[begin Entries supplied]

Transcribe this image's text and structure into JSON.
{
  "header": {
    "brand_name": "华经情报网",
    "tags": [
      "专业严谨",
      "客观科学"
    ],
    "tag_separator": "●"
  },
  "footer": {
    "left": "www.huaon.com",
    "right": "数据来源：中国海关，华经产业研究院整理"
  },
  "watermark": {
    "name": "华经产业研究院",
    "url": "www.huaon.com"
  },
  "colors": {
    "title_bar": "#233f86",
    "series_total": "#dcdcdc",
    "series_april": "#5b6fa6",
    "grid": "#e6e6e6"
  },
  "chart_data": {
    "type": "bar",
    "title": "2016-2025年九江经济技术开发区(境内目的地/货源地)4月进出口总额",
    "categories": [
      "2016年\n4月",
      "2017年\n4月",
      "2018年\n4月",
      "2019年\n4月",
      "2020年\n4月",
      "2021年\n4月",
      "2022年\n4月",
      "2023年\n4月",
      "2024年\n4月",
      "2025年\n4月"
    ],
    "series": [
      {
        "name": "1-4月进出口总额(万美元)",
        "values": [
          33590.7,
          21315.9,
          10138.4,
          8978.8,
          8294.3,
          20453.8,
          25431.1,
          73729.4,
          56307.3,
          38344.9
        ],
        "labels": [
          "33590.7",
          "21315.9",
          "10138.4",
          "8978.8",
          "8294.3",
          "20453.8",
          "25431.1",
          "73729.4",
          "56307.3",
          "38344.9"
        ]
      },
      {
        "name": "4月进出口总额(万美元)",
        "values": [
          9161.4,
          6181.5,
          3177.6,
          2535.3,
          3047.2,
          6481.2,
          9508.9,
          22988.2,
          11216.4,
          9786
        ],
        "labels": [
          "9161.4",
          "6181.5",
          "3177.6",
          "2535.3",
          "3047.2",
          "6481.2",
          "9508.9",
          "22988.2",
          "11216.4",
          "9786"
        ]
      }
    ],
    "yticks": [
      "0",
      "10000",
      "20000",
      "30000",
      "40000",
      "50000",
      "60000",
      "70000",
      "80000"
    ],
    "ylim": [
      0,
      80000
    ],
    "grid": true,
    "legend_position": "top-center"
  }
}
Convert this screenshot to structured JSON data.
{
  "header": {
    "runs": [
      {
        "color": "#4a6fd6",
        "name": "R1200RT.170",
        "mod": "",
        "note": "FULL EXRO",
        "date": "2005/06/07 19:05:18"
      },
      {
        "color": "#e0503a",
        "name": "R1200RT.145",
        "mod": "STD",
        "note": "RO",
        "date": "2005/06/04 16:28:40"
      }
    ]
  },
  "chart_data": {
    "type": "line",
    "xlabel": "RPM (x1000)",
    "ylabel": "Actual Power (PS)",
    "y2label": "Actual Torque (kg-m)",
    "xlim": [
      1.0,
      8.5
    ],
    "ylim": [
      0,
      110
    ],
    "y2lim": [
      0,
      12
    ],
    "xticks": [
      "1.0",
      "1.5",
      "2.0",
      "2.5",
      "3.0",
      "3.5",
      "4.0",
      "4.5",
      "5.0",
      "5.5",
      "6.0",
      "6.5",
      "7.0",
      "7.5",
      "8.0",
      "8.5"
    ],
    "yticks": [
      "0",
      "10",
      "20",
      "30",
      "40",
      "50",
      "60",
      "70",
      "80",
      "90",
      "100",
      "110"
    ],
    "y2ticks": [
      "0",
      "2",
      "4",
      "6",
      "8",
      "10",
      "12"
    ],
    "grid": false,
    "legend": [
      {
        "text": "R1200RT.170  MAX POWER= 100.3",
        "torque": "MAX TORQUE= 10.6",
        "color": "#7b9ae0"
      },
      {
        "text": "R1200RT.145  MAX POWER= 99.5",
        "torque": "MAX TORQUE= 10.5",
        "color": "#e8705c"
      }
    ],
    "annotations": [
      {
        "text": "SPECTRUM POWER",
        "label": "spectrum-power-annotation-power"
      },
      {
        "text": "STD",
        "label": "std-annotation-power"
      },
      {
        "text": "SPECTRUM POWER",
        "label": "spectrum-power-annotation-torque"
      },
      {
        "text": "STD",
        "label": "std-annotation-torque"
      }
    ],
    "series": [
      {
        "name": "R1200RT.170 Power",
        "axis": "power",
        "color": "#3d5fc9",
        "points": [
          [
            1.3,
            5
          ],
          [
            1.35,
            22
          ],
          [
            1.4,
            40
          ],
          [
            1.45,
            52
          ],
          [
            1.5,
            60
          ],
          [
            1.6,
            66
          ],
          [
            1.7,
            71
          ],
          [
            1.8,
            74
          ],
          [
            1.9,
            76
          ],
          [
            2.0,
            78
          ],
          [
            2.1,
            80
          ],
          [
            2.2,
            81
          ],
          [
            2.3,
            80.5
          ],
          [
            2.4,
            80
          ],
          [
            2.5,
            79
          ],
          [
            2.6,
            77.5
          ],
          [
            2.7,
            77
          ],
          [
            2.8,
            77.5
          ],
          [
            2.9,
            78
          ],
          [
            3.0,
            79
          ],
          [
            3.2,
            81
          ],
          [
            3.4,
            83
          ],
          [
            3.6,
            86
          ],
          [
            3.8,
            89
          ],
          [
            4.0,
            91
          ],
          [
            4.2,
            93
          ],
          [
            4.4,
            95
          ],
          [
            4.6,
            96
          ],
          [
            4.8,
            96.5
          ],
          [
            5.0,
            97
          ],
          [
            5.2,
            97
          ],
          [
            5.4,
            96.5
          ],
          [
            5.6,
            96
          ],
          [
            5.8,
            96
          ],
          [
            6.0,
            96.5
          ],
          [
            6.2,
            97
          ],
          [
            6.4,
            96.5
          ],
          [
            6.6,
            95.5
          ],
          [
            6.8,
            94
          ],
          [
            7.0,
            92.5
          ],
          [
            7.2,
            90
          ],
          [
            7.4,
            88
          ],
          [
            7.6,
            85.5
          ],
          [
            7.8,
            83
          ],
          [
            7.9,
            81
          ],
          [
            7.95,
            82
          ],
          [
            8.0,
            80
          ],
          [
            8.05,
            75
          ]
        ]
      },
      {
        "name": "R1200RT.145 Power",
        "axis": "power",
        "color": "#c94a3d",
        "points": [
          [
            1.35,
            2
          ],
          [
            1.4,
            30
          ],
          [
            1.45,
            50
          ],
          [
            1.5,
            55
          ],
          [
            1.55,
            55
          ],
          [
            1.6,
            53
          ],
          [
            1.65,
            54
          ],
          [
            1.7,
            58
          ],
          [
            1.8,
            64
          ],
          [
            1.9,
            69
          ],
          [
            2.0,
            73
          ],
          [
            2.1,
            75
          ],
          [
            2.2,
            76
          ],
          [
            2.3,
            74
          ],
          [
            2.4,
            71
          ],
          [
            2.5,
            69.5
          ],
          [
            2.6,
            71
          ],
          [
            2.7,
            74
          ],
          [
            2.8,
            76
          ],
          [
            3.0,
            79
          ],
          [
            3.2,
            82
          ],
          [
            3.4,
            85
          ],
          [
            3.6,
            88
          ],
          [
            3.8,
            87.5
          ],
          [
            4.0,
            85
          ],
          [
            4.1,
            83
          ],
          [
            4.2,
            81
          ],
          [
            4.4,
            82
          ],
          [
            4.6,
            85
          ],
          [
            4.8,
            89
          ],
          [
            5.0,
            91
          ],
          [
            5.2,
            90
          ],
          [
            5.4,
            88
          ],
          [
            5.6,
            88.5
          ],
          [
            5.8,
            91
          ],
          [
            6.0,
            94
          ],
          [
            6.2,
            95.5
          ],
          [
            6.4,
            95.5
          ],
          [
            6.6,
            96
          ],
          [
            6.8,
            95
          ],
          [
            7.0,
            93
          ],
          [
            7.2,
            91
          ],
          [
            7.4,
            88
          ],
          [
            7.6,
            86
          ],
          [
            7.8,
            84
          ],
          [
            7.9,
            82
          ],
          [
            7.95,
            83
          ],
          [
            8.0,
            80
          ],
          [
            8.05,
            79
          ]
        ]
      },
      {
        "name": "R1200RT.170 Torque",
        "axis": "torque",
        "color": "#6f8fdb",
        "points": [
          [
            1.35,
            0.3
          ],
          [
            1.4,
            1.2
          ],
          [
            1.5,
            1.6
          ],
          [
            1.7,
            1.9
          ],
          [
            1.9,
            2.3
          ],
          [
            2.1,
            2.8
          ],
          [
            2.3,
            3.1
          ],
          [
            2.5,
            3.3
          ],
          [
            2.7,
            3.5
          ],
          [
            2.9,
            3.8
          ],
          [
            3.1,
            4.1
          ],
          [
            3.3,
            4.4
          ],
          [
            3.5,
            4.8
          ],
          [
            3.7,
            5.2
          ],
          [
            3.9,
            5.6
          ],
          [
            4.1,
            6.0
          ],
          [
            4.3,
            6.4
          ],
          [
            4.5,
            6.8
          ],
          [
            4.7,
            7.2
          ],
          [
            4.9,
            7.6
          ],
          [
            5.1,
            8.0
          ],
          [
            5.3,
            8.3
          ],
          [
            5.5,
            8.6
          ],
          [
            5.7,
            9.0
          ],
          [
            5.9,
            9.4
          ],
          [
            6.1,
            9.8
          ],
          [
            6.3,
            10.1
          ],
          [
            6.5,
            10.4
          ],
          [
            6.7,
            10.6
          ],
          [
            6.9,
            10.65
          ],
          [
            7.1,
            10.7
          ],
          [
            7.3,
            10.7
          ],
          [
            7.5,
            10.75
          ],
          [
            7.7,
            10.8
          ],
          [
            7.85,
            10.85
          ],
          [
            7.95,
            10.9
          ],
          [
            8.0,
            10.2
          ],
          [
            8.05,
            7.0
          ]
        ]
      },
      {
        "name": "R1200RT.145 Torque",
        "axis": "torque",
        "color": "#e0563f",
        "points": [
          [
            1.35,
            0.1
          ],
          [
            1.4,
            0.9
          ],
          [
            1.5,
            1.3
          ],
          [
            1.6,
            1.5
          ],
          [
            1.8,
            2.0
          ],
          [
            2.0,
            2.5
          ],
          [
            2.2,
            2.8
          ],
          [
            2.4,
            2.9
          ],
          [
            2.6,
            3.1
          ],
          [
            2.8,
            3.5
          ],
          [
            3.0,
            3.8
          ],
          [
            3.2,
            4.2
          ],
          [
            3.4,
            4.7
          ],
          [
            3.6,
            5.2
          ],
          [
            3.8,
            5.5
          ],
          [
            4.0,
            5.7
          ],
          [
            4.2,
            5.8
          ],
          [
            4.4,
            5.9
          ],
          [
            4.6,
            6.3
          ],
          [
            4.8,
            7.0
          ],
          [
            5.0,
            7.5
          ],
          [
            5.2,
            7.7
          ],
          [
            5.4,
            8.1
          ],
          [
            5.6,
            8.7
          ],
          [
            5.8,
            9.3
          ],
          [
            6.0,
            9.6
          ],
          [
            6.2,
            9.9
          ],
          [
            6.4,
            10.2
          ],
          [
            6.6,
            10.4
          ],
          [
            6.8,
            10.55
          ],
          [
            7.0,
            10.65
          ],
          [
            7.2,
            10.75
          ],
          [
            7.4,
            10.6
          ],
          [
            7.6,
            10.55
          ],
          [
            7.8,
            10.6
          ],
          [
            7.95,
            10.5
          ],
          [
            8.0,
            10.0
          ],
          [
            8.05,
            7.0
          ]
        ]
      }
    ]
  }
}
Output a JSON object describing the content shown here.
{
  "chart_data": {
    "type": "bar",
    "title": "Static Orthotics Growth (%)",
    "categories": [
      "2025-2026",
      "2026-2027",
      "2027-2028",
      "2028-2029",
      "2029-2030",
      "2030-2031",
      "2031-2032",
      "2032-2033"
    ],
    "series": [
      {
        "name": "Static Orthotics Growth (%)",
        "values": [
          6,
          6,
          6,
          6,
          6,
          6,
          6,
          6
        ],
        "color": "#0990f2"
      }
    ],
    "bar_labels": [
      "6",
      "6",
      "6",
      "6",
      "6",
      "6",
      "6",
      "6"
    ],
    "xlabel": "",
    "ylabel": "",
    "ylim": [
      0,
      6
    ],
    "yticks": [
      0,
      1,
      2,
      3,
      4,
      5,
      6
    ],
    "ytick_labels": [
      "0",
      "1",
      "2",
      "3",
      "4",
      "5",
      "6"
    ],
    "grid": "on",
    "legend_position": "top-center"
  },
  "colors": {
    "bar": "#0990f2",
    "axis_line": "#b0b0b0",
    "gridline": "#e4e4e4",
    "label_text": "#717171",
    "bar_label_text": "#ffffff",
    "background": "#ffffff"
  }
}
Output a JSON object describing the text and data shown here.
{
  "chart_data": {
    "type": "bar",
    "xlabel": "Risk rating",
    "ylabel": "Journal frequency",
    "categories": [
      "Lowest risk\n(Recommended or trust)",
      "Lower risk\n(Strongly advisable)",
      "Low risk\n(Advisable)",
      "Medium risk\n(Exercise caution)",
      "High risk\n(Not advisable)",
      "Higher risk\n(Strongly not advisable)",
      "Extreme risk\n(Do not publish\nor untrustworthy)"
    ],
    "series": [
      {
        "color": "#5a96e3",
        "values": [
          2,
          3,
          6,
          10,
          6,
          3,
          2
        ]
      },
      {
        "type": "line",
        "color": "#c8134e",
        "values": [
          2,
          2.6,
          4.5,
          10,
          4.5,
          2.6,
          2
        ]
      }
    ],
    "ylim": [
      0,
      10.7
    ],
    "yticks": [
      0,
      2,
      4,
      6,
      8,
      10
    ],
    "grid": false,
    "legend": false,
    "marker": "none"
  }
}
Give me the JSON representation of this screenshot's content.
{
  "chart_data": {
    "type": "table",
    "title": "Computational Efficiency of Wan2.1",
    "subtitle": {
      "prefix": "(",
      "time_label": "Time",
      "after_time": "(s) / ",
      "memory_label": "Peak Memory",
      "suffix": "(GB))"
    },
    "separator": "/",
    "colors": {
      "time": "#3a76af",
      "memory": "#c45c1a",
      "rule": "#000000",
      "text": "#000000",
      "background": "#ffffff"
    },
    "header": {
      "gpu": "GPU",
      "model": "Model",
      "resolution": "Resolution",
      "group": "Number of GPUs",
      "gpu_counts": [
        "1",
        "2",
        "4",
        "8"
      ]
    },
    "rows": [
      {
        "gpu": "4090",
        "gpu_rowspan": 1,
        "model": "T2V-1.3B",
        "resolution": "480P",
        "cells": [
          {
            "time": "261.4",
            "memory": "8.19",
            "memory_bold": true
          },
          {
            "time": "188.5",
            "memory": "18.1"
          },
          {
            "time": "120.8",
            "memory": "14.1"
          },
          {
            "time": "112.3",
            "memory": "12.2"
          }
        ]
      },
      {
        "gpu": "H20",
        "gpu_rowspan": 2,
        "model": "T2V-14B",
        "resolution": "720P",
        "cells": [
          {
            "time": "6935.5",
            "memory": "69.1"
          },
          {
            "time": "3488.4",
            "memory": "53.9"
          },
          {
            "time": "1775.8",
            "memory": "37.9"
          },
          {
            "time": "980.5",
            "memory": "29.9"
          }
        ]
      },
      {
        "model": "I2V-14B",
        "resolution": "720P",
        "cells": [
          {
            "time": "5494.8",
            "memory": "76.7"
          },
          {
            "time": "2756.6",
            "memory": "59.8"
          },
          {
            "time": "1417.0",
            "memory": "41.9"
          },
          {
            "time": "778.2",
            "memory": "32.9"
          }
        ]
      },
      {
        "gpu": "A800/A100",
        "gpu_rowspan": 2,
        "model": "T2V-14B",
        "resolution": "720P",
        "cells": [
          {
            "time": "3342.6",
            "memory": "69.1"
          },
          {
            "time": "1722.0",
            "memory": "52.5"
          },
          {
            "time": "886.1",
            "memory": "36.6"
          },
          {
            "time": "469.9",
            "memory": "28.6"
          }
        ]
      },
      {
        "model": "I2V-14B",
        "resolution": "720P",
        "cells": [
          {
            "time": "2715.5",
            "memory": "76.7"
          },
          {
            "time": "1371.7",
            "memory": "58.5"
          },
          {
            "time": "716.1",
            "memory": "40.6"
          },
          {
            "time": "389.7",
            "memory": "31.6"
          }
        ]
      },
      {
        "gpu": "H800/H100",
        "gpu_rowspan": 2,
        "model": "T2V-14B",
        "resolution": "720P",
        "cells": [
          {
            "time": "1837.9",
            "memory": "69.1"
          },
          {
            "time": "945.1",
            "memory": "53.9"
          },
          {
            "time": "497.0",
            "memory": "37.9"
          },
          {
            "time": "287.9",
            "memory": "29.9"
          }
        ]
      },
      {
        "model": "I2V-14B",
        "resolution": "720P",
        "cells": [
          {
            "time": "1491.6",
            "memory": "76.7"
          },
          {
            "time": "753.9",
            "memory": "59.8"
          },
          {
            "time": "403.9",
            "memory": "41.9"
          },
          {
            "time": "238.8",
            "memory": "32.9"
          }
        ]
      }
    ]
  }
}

[end Entries supplied]

**Given exercise**
Copy out each line of the entries that holds "object".

**Result of this task**
Output a JSON object describing the content shown here.
Output a JSON object describing the text and data shown here.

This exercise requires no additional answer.